- What you are asked to do -
Find the lines containing the word "percent" and copy every one of them.
— start Entries provided —
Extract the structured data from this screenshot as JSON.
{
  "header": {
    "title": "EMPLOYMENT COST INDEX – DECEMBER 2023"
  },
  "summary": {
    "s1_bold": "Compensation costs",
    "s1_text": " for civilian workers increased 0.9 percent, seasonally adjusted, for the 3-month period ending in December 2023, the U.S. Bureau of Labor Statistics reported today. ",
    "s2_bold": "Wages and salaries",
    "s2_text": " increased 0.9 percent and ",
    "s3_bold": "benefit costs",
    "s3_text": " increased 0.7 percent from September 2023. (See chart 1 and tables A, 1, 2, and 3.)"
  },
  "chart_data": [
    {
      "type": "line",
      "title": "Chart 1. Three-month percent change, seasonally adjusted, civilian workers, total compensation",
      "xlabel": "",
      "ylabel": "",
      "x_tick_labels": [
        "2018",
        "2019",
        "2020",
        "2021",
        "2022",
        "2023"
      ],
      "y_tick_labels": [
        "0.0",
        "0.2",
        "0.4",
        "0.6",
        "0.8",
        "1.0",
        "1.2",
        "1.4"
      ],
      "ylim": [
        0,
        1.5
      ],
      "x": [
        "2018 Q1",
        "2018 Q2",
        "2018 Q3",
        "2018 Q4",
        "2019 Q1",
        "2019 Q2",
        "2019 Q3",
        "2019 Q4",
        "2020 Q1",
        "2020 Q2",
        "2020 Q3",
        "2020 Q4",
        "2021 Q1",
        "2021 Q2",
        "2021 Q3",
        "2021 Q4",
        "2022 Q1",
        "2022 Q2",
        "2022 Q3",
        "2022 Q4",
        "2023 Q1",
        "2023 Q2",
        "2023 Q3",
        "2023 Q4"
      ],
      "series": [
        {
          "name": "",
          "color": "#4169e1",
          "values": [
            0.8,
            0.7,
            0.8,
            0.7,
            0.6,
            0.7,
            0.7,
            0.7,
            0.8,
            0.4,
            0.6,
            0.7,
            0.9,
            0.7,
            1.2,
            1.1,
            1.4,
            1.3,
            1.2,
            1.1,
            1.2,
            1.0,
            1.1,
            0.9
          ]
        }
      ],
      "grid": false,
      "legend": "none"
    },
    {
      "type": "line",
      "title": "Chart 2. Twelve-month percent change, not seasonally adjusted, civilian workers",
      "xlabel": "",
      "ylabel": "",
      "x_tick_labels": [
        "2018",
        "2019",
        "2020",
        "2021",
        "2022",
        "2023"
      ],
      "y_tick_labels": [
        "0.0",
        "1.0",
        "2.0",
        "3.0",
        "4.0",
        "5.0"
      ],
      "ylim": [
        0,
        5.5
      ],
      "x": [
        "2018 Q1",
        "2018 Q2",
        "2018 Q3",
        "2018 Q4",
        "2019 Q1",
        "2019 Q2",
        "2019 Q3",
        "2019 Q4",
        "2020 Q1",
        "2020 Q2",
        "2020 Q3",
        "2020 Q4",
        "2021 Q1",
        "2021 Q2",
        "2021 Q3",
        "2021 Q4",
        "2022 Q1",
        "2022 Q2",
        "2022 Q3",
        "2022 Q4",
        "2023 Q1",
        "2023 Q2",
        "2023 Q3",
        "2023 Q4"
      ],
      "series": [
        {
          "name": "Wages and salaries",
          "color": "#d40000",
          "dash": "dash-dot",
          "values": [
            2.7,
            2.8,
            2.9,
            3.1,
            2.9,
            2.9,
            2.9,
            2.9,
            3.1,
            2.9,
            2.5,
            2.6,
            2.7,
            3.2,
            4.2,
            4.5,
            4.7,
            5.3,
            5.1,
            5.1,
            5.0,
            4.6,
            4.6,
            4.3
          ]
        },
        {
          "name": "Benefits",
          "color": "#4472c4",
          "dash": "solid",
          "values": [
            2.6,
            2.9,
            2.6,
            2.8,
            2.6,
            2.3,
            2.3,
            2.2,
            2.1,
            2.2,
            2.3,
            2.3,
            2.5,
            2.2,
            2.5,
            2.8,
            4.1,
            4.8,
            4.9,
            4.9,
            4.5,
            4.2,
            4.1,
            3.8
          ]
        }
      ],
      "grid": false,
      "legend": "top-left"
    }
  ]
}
— end Entries provided —
- Exercise output -
    "s1_text": " for civilian workers increased 0.9 percent, seasonally adjusted, for the 3-month period ending in December 2023, the U.S. Bureau of Labor Statistics reported today. ",
    "s2_text": " increased 0.9 percent and ",
    "s3_text": " increased 0.7 percent from September 2023. (See chart 1 and tables A, 1, 2, and 3.)"
      "title": "Chart 1. Three-month percent change, seasonally adjusted, civilian workers, total compensation",
      "title": "Chart 2. Twelve-month percent change, not seasonally adjusted, civilian workers",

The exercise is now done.